── Materials provided ──

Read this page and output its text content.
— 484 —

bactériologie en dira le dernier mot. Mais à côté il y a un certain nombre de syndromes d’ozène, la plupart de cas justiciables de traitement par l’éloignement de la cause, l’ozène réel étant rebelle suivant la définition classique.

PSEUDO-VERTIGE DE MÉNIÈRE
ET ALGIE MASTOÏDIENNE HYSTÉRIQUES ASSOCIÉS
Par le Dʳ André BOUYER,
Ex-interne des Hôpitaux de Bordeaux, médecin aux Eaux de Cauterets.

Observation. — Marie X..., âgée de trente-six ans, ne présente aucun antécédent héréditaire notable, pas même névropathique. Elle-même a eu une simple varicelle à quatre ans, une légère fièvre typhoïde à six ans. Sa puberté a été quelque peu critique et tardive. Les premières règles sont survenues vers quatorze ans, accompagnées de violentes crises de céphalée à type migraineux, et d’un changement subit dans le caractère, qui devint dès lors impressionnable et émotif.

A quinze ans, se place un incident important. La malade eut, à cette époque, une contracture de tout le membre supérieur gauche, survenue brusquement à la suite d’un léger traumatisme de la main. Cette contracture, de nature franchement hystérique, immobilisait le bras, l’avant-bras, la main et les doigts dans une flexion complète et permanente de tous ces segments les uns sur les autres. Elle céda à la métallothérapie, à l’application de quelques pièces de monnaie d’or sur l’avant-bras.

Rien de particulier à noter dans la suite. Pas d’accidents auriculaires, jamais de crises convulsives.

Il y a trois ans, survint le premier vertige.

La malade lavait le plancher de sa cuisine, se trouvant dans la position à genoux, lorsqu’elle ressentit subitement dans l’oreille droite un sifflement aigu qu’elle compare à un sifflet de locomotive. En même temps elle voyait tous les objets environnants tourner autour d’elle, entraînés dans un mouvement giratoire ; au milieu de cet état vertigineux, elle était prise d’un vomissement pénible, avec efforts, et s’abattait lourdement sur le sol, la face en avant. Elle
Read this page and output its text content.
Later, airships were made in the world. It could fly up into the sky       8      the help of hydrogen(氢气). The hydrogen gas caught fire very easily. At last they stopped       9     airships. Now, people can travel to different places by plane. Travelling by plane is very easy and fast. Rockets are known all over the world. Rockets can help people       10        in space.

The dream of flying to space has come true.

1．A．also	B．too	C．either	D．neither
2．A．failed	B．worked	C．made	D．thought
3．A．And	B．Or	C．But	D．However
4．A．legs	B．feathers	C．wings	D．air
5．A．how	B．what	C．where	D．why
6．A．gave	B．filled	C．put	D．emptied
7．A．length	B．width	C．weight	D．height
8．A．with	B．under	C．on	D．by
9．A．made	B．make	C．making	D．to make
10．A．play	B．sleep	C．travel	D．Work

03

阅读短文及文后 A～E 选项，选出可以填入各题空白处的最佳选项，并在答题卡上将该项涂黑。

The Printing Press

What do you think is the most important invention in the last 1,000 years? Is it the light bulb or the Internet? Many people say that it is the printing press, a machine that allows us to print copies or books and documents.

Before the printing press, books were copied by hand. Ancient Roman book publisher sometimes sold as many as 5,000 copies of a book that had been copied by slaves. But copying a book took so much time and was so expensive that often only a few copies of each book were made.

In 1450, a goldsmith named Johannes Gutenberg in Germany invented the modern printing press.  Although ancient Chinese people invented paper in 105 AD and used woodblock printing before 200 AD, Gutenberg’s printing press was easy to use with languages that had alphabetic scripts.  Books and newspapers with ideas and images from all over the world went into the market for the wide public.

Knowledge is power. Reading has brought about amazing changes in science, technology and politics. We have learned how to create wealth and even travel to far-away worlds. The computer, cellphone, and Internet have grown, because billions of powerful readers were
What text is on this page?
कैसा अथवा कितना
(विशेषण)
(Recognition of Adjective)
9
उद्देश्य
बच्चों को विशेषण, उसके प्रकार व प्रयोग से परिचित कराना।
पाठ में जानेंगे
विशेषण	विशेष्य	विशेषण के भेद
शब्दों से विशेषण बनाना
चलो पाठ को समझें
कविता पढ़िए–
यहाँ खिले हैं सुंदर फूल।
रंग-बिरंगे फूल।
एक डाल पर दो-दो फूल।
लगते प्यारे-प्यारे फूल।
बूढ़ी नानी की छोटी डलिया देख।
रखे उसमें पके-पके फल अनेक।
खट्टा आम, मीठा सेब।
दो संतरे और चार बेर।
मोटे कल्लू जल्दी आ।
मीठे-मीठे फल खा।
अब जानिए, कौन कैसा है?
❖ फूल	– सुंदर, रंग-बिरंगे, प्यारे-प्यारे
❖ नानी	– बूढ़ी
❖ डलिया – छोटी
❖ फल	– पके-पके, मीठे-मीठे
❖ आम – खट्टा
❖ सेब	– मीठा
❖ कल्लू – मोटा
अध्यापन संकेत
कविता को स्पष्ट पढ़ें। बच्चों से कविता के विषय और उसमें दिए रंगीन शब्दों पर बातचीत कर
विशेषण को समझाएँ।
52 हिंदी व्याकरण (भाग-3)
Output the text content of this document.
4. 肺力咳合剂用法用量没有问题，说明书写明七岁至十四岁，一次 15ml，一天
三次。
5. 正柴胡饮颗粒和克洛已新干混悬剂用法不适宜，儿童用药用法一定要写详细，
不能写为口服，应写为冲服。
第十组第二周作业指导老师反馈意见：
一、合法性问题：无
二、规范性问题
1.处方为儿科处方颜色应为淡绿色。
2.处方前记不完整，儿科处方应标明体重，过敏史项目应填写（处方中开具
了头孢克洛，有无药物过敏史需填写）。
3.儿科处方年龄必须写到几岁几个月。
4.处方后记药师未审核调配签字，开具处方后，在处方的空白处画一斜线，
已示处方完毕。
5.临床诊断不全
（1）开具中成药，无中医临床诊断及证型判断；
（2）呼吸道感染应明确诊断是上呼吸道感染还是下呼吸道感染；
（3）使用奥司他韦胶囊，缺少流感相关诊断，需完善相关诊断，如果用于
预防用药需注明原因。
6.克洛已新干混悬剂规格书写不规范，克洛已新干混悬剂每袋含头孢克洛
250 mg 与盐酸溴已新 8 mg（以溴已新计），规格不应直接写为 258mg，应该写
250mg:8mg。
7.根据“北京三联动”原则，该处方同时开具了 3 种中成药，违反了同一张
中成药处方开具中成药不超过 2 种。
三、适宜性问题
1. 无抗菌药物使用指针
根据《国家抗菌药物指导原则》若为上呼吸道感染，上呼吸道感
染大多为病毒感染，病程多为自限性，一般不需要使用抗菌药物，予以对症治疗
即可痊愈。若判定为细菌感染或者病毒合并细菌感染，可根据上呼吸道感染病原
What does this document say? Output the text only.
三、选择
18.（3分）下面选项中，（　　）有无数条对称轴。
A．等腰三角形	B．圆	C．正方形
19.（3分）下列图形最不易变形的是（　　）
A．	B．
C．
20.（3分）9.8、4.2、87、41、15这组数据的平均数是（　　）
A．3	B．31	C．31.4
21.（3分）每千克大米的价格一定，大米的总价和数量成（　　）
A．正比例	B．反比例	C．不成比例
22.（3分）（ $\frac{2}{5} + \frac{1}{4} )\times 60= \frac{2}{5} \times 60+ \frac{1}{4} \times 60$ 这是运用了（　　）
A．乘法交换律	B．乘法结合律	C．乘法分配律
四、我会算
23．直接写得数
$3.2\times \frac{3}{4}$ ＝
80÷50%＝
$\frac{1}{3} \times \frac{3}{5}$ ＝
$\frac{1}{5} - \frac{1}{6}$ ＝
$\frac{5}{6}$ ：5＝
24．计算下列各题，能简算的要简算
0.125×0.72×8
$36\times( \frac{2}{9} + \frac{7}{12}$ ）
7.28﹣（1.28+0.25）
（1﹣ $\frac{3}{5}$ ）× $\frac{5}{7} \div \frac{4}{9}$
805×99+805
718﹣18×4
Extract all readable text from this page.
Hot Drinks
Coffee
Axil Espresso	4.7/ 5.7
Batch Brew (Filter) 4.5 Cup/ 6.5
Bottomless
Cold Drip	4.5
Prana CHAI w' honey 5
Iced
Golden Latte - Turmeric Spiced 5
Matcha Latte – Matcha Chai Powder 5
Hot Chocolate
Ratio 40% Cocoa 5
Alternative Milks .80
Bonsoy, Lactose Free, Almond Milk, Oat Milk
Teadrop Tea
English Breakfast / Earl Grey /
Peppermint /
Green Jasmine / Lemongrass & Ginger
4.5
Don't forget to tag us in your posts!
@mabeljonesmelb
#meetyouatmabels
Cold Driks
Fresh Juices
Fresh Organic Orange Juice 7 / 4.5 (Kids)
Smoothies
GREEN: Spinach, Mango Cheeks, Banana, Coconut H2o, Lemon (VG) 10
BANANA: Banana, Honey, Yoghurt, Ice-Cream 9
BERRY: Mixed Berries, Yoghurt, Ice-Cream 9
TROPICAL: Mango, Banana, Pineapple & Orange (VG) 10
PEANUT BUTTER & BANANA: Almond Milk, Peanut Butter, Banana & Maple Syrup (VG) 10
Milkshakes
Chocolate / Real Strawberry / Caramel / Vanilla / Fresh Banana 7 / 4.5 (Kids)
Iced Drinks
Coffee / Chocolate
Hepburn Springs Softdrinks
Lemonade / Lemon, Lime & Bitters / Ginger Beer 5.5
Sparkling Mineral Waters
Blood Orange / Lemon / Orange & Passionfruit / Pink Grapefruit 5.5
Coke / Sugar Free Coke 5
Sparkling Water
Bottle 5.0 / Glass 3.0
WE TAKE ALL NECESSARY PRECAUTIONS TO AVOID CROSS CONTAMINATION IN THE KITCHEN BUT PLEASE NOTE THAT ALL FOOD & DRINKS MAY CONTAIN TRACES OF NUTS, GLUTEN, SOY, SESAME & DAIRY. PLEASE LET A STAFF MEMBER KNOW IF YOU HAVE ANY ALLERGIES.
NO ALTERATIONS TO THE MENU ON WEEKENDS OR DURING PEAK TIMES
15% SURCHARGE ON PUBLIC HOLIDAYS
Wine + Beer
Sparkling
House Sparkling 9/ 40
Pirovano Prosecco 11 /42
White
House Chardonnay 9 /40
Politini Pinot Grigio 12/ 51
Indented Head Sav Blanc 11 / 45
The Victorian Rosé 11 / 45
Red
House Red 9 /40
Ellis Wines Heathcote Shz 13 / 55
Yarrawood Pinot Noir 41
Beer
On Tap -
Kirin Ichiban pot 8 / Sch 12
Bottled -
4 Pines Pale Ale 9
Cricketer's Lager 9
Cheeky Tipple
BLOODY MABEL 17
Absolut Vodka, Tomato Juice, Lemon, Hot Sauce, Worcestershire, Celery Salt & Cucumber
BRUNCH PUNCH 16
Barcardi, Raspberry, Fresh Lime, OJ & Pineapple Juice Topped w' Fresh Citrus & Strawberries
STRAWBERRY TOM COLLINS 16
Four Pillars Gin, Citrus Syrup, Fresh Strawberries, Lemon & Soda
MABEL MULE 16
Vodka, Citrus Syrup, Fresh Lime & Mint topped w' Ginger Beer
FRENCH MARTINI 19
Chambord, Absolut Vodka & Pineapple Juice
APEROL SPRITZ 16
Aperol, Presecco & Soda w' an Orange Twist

───

* **Stated goal**: Among the lines of the data above, count those holding "important" and state only the number.

* **Solution**: 2